_Document passage_.
# # #

We can also see that for all cohorts the labor force participation is rather constant between age 45 and 50. This finding provides prima-facie evidence for our prime working age hypothesis which we presented in the introduction. Furthermore, we can also observe a dip in the labor force participation rates around age 30 (especially for the 1961 cohort). A possible explanation is that in the past a considerable fraction of women temporarily stopped working once they got their first child. However, this ‘child valley’ in the labor force participation rate has almost completely disappeared for the younger generations. So, there could be differences in the age effects between different cohorts. To model this, we should allow for interaction effects between age and cohort effects. We choose to drop all observations born after 1963 in order to evade this issue. We also drop all observations younger than 25, because these observations may not have completed their education yet. Consequently, we are left with an estimation sample consisting of 23,684 observations from 7240 respondents. Table 1 provides some summary statistics of the dependent variable and all explanatory variables. Next to age, cohort and period variables, our regression models will also include the following control variables: dummy variables indicating the nationality of the respondent (Dutch), marital status (Partner), the presence of children in the household (ChildHome), and education level.

# # #

_Directives_.
1 – Please list the control variables that the passage on labor force participation says its regression models will include alongside age, cohort and period.
2 – In the passage on labor force participation, how large is the estimation sample left after the observations are dropped?
3 – Go on with the passage on labor force participation from its last sentence.

# # #

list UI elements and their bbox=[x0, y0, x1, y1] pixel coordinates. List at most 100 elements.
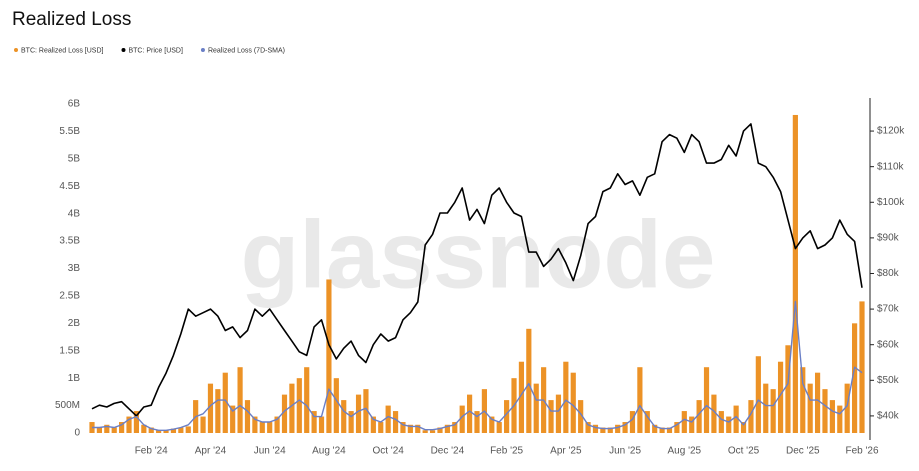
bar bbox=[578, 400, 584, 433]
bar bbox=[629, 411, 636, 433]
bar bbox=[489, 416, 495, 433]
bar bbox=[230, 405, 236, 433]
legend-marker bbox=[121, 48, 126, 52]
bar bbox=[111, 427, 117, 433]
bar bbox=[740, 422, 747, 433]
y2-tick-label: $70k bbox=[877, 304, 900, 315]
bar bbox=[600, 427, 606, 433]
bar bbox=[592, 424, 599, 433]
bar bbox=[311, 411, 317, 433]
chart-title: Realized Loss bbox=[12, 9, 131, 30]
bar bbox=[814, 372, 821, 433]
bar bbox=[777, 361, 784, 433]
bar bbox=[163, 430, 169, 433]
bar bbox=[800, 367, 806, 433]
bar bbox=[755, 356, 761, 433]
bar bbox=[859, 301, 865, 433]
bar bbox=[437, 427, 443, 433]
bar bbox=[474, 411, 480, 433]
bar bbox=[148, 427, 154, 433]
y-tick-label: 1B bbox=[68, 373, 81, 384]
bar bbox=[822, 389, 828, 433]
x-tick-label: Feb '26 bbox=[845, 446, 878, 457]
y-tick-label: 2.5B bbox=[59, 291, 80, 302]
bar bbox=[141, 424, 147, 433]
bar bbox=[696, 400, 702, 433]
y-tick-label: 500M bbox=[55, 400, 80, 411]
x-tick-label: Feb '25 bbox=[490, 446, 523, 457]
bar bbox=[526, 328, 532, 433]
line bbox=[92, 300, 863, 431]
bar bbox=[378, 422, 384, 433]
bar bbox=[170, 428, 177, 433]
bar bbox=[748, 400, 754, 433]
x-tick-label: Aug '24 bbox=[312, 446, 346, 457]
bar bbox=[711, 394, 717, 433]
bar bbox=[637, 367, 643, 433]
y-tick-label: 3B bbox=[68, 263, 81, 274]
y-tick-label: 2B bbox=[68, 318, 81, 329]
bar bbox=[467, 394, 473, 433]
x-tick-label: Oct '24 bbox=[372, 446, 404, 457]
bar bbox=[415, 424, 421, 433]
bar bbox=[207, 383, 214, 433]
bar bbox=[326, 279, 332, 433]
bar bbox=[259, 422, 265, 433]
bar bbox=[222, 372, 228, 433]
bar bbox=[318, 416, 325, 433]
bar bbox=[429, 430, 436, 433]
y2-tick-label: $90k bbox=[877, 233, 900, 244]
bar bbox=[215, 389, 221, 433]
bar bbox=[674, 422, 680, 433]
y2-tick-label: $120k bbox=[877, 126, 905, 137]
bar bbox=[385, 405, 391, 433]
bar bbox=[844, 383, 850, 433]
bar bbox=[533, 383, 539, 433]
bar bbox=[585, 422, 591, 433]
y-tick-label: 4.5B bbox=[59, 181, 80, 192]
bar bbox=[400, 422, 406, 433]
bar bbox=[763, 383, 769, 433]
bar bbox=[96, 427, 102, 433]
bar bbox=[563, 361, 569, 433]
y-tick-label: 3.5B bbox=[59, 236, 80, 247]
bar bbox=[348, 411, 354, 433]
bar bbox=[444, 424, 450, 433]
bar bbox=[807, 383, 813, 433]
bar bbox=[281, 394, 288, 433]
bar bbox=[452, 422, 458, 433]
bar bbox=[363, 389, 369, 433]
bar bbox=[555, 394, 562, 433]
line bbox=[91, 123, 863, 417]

# # #

_Answers provided_.
1 –
The models will include four control variables:
- nationality of the respondent (Dutch)
- marital status (Partner)
- presence of children in the household (ChildHome)
- education level

2 – It has 23,684 observations from 7240 respondents.

3 –
Table 1 Summary statistics (23,684 observations)

3 Strategies to Address the APC Problem

In this section, we will elaborate on the APC identification problem and discuss methods to address this issue. First we will explain the essence of the APC identification problem. Secondly, we will extensively review the paper of De Ree and Alessie (2011) to better understand which conclusions can be drawn from the data without making any identifying assumptions. Then, we will elaborate on three model assumptions as to identify the age period and cohort effects. Finally, we will explain the empirical strategy that we will apply in this paper.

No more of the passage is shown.